** Start Data provided **
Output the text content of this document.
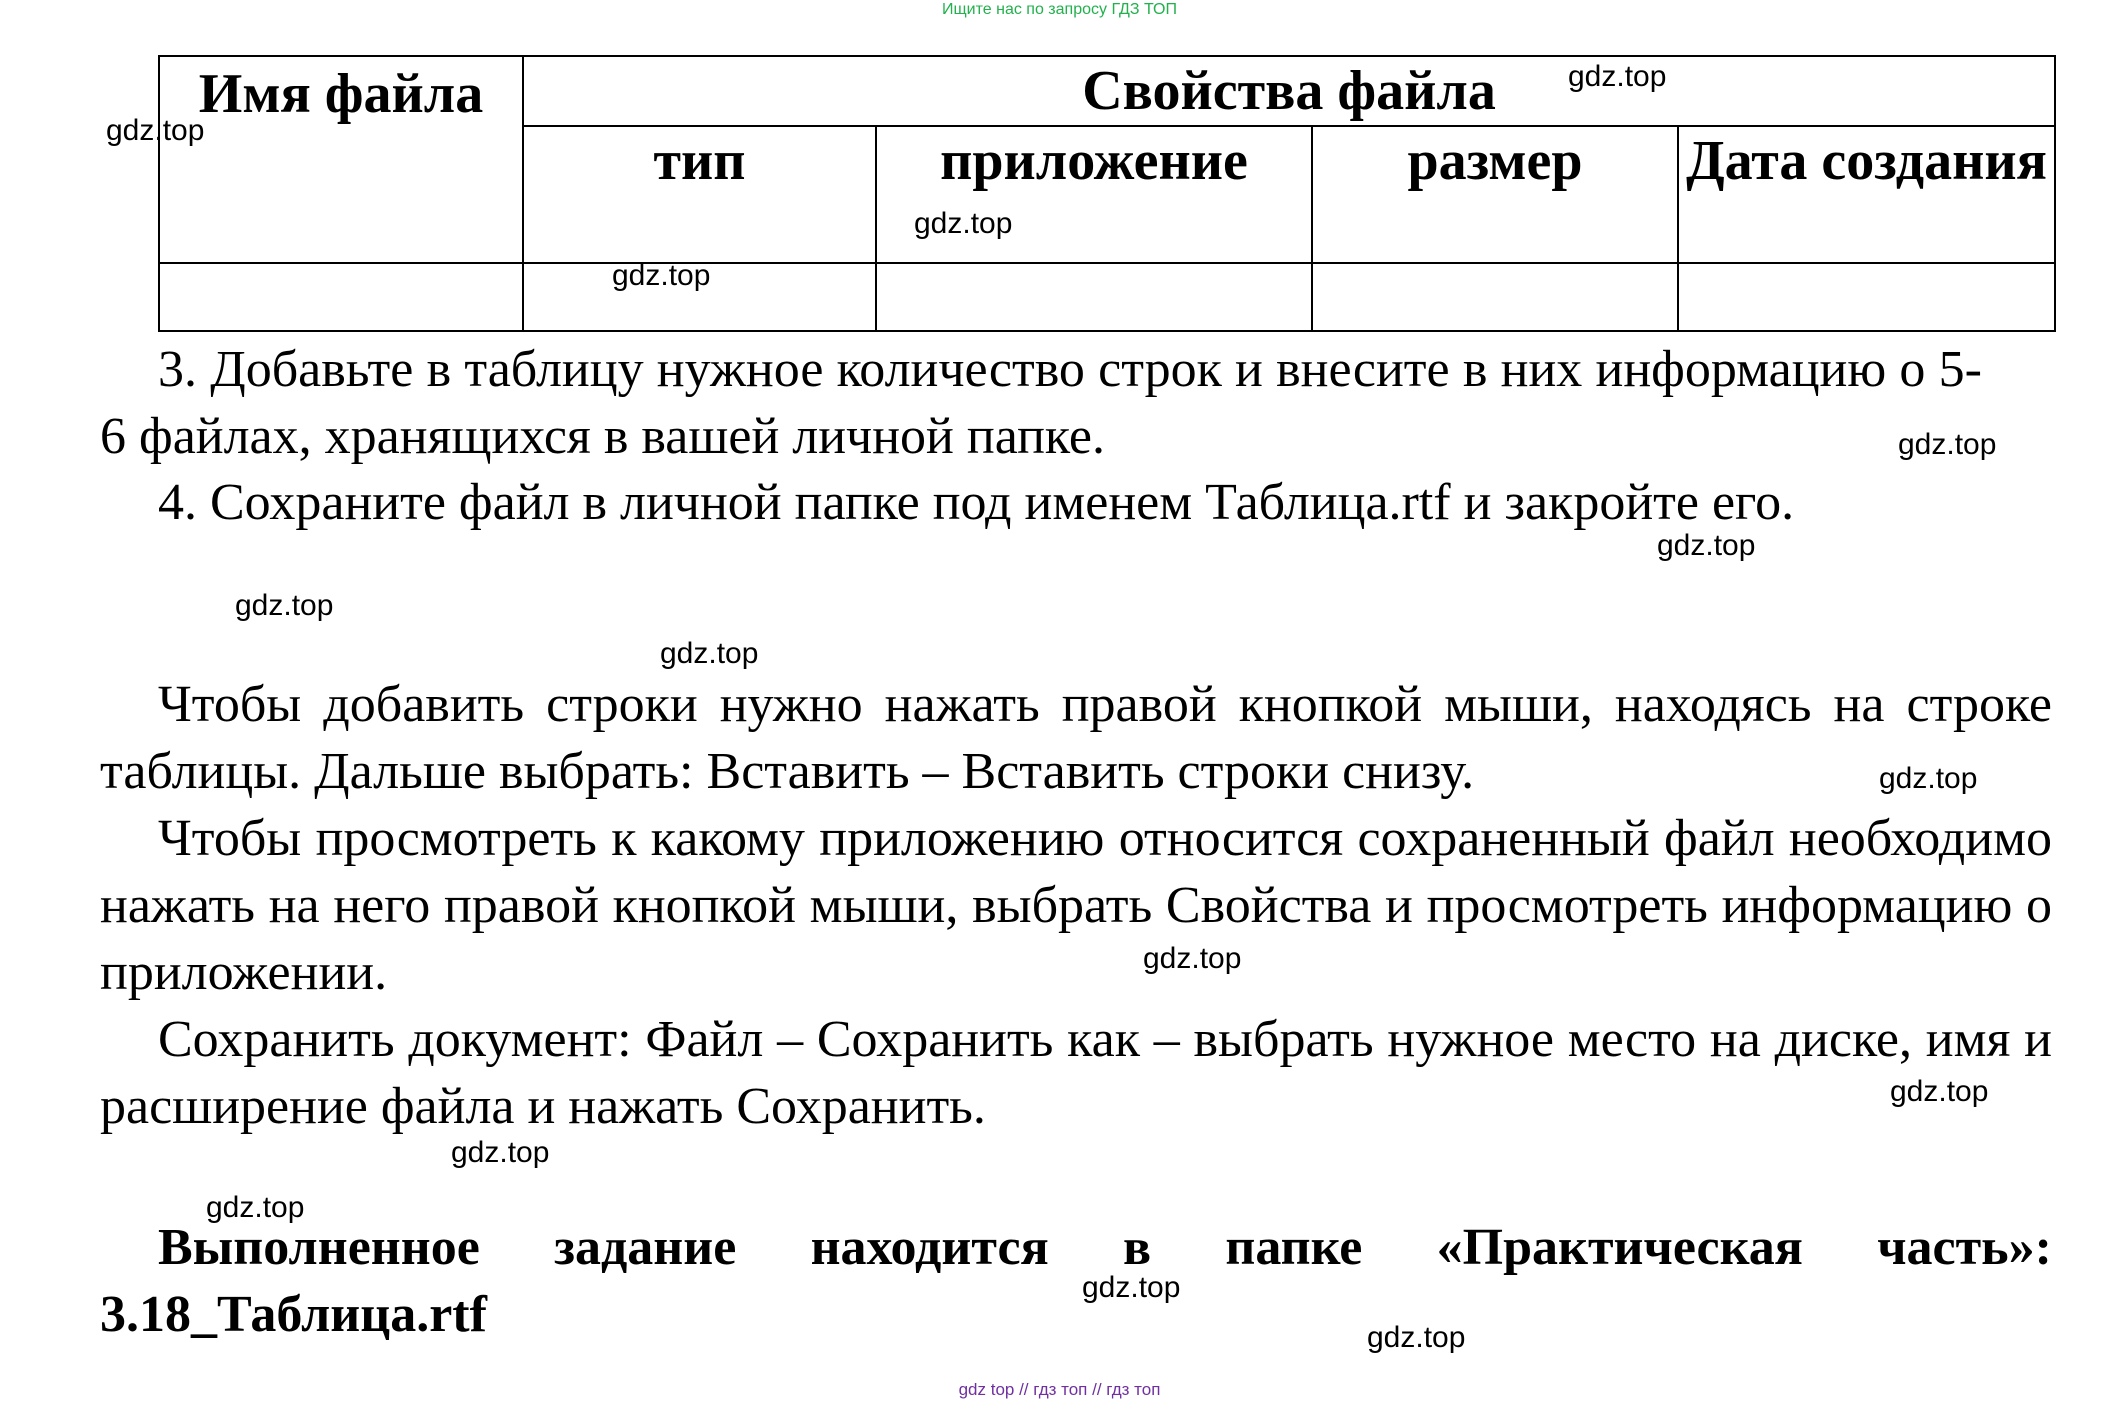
Ищите нас по запросу ГДЗ ТОП
Имя файла	Свойства файла			
	тип	приложение	размер	Дата создания

3. Добавьте в таблицу нужное количество строк и внесите в них информацию о 5-6 файлах, хранящихся в вашей личной папке.
4. Сохраните файл в личной папке под именем Таблица.rtf и закройте его.
Чтобы добавить строки нужно нажать правой кнопкой мыши, находясь на строке таблицы. Дальше выбрать: Вставить – Вставить строки снизу.
Чтобы просмотреть к какому приложению относится сохраненный файл необходимо нажать на него правой кнопкой мыши, выбрать Свойства и просмотреть информацию о приложении.
Сохранить документ: Файл – Сохранить как – выбрать нужное место на диске, имя и расширение файла и нажать Сохранить.
Выполненное задание находится в папке «Практическая часть»: 3.18_Таблица.rtf
gdz.top
gdz.top
gdz.top
gdz.top
gdz.top
gdz.top
gdz.top
gdz.top
gdz.top
gdz.top
gdz.top
gdz.top
gdz.top
gdz.top
gdz.top
gdz top // гдз топ // гдз топ
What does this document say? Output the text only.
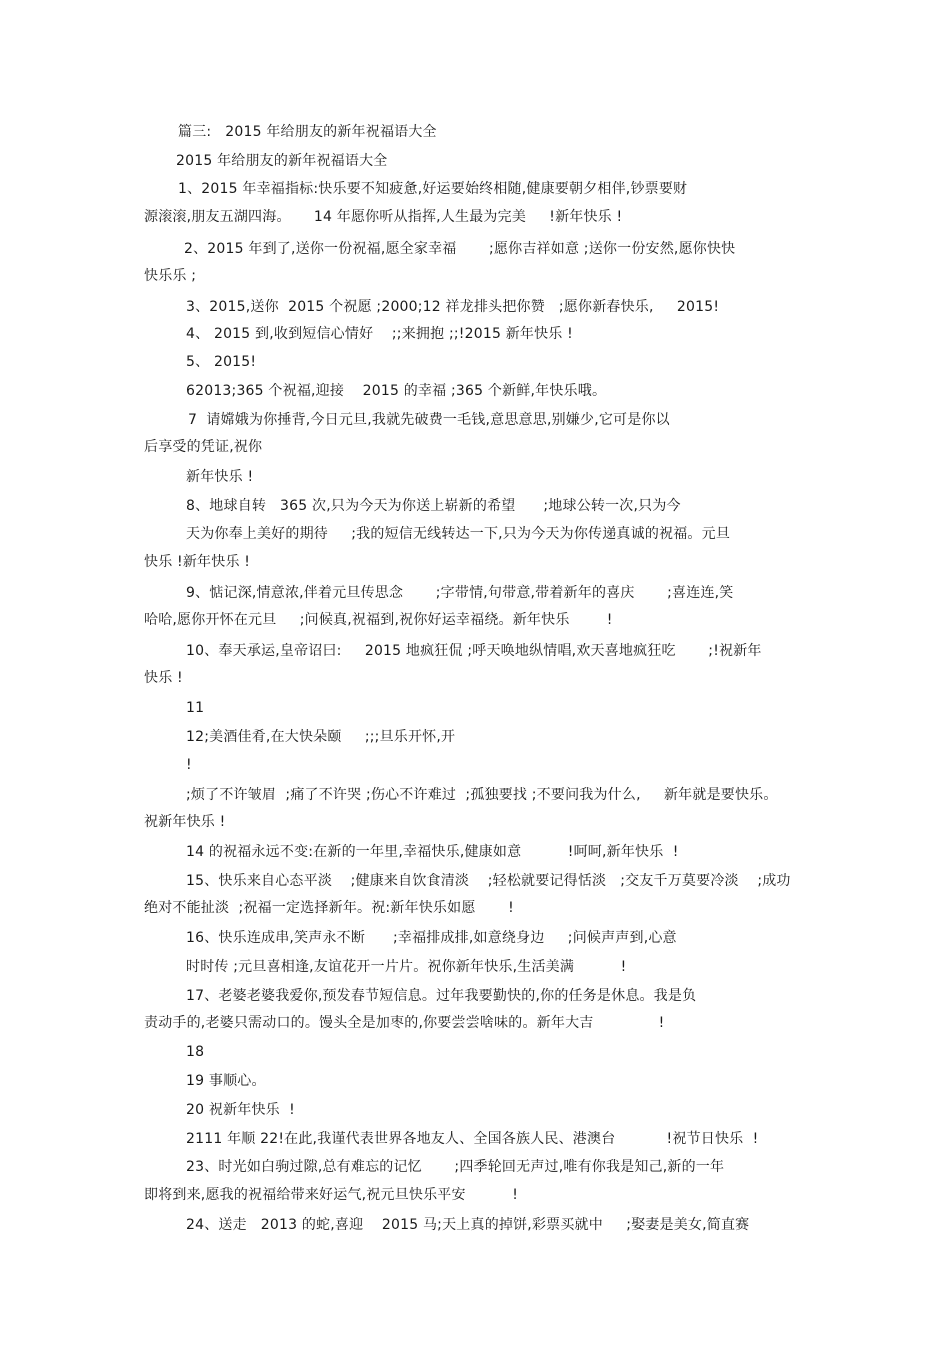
篇三:   2015 年给朋友的新年祝福语大全
2015 年给朋友的新年祝福语大全
1、2015 年幸福指标:快乐要不知疲惫,好运要始终相随,健康要朝夕相伴,钞票要财
源滚滚,朋友五湖四海。     14 年愿你听从指挥,人生最为完美     !新年快乐 !
2、2015 年到了,送你一份祝福,愿全家幸福       ;愿你吉祥如意 ;送你一份安然,愿你快快
快乐乐 ;
3、2015,送你  2015 个祝愿 ;2000;12 祥龙排头把你赞   ;愿你新春快乐,     2015!
4、 2015 到,收到短信心情好    ;;来拥抱 ;;!2015 新年快乐 !
5、 2015!
62013;365 个祝福,迎接    2015 的幸福 ;365 个新鲜,年快乐哦。
7  请嫦娥为你捶背,今日元旦,我就先破费一毛钱,意思意思,别嫌少,它可是你以
后享受的凭证,祝你
新年快乐 !
8、地球自转   365 次,只为今天为你送上崭新的希望      ;地球公转一次,只为今
天为你奉上美好的期待     ;我的短信无线转达一下,只为今天为你传递真诚的祝福。元旦
快乐 !新年快乐 !
9、惦记深,情意浓,伴着元旦传思念       ;字带情,句带意,带着新年的喜庆       ;喜连连,笑
哈哈,愿你开怀在元旦     ;问候真,祝福到,祝你好运幸福绕。新年快乐        !
10、奉天承运,皇帝诏曰:     2015 地疯狂侃 ;呼天唤地纵情唱,欢天喜地疯狂吃       ;!祝新年
快乐 !
11
12;美酒佳肴,在大快朵颐     ;;;旦乐开怀,开
!
;烦了不许皱眉  ;痛了不许哭 ;伤心不许难过  ;孤独要找 ;不要问我为什么,     新年就是要快乐。
祝新年快乐 !
14 的祝福永远不变:在新的一年里,幸福快乐,健康如意          !呵呵,新年快乐  !
15、快乐来自心态平淡    ;健康来自饮食清淡    ;轻松就要记得恬淡   ;交友千万莫要冷淡    ;成功
绝对不能扯淡  ;祝福一定选择新年。祝:新年快乐如愿       !
16、快乐连成串,笑声永不断      ;幸福排成排,如意绕身边     ;问候声声到,心意
时时传 ;元旦喜相逢,友谊花开一片片。祝你新年快乐,生活美满          !
17、老婆老婆我爱你,预发春节短信息。过年我要勤快的,你的任务是休息。我是负
责动手的,老婆只需动口的。馒头全是加枣的,你要尝尝啥味的。新年大吉              !
18
19 事顺心。
20 祝新年快乐  !
2111 年顺 22!在此,我谨代表世界各地友人、全国各族人民、港澳台           !祝节日快乐  !
23、时光如白驹过隙,总有难忘的记忆       ;四季轮回无声过,唯有你我是知己,新的一年
即将到来,愿我的祝福给带来好运气,祝元旦快乐平安          !
24、送走   2013 的蛇,喜迎    2015 马;天上真的掉饼,彩票买就中     ;娶妻是美女,简直赛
** End Data provided **
Given instruction >>
Reproduce the material word for word, minus the images.

Correct response >>
Output the text content of this document.
Ищите нас по запросу ГДЗ ТОП
Имя файла	Свойства файла			
	тип	приложение	размер	Дата создания

3. Добавьте в таблицу нужное количество строк и внесите в них информацию о 5-6 файлах, хранящихся в вашей личной папке.
4. Сохраните файл в личной папке под именем Таблица.rtf и закройте его.
Чтобы добавить строки нужно нажать правой кнопкой мыши, находясь на строке таблицы. Дальше выбрать: Вставить – Вставить строки снизу.
Чтобы просмотреть к какому приложению относится сохраненный файл необходимо нажать на него правой кнопкой мыши, выбрать Свойства и просмотреть информацию о приложении.
Сохранить документ: Файл – Сохранить как – выбрать нужное место на диске, имя и расширение файла и нажать Сохранить.
Выполненное задание находится в папке «Практическая часть»: 3.18_Таблица.rtf
gdz.top
gdz.top
gdz.top
gdz.top
gdz.top
gdz.top
gdz.top
gdz.top
gdz.top
gdz.top
gdz.top
gdz.top
gdz.top
gdz.top
gdz.top
gdz top // гдз топ // гдз топ
What does this document say? Output the text only.
篇三:   2015 年给朋友的新年祝福语大全
2015 年给朋友的新年祝福语大全
1、2015 年幸福指标:快乐要不知疲惫,好运要始终相随,健康要朝夕相伴,钞票要财
源滚滚,朋友五湖四海。     14 年愿你听从指挥,人生最为完美     !新年快乐 !
2、2015 年到了,送你一份祝福,愿全家幸福       ;愿你吉祥如意 ;送你一份安然,愿你快快
快乐乐 ;
3、2015,送你  2015 个祝愿 ;2000;12 祥龙排头把你赞   ;愿你新春快乐,     2015!
4、 2015 到,收到短信心情好    ;;来拥抱 ;;!2015 新年快乐 !
5、 2015!
62013;365 个祝福,迎接    2015 的幸福 ;365 个新鲜,年快乐哦。
7  请嫦娥为你捶背,今日元旦,我就先破费一毛钱,意思意思,别嫌少,它可是你以
后享受的凭证,祝你
新年快乐 !
8、地球自转   365 次,只为今天为你送上崭新的希望      ;地球公转一次,只为今
天为你奉上美好的期待     ;我的短信无线转达一下,只为今天为你传递真诚的祝福。元旦
快乐 !新年快乐 !
9、惦记深,情意浓,伴着元旦传思念       ;字带情,句带意,带着新年的喜庆       ;喜连连,笑
哈哈,愿你开怀在元旦     ;问候真,祝福到,祝你好运幸福绕。新年快乐        !
10、奉天承运,皇帝诏曰:     2015 地疯狂侃 ;呼天唤地纵情唱,欢天喜地疯狂吃       ;!祝新年
快乐 !
11
12;美酒佳肴,在大快朵颐     ;;;旦乐开怀,开
!
;烦了不许皱眉  ;痛了不许哭 ;伤心不许难过  ;孤独要找 ;不要问我为什么,     新年就是要快乐。
祝新年快乐 !
14 的祝福永远不变:在新的一年里,幸福快乐,健康如意          !呵呵,新年快乐  !
15、快乐来自心态平淡    ;健康来自饮食清淡    ;轻松就要记得恬淡   ;交友千万莫要冷淡    ;成功
绝对不能扯淡  ;祝福一定选择新年。祝:新年快乐如愿       !
16、快乐连成串,笑声永不断      ;幸福排成排,如意绕身边     ;问候声声到,心意
时时传 ;元旦喜相逢,友谊花开一片片。祝你新年快乐,生活美满          !
17、老婆老婆我爱你,预发春节短信息。过年我要勤快的,你的任务是休息。我是负
责动手的,老婆只需动口的。馒头全是加枣的,你要尝尝啥味的。新年大吉              !
18
19 事顺心。
20 祝新年快乐  !
2111 年顺 22!在此,我谨代表世界各地友人、全国各族人民、港澳台           !祝节日快乐  !
23、时光如白驹过隙,总有难忘的记忆       ;四季轮回无声过,唯有你我是知己,新的一年
即将到来,愿我的祝福给带来好运气,祝元旦快乐平安          !
24、送走   2013 的蛇,喜迎    2015 马;天上真的掉饼,彩票买就中     ;娶妻是美女,简直赛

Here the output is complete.